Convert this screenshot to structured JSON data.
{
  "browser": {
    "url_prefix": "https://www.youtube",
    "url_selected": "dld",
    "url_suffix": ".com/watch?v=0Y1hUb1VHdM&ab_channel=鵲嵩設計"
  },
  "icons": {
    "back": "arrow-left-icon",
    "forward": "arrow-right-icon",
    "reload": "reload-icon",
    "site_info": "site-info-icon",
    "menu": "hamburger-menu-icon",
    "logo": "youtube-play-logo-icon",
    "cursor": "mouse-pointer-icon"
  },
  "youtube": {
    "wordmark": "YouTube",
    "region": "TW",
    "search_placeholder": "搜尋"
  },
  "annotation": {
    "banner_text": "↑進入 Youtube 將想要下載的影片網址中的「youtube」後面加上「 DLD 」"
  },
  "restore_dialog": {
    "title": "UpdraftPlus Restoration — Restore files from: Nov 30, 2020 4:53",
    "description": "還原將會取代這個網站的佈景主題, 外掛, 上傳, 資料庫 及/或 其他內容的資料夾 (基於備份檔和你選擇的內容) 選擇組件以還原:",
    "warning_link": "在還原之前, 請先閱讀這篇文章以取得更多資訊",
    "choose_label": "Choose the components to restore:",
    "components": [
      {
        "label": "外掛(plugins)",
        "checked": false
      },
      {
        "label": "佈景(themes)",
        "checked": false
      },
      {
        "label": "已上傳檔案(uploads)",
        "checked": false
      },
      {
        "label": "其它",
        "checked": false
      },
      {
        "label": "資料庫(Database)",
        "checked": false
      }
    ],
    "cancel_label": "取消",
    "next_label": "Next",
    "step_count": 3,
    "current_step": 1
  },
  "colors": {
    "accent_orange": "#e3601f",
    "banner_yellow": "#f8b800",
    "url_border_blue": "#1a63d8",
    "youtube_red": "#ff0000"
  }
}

THE TASK —
List all lines where "components" occurs.

CORRECT ANSWER —
    "choose_label": "Choose the components to restore:",
    "components": [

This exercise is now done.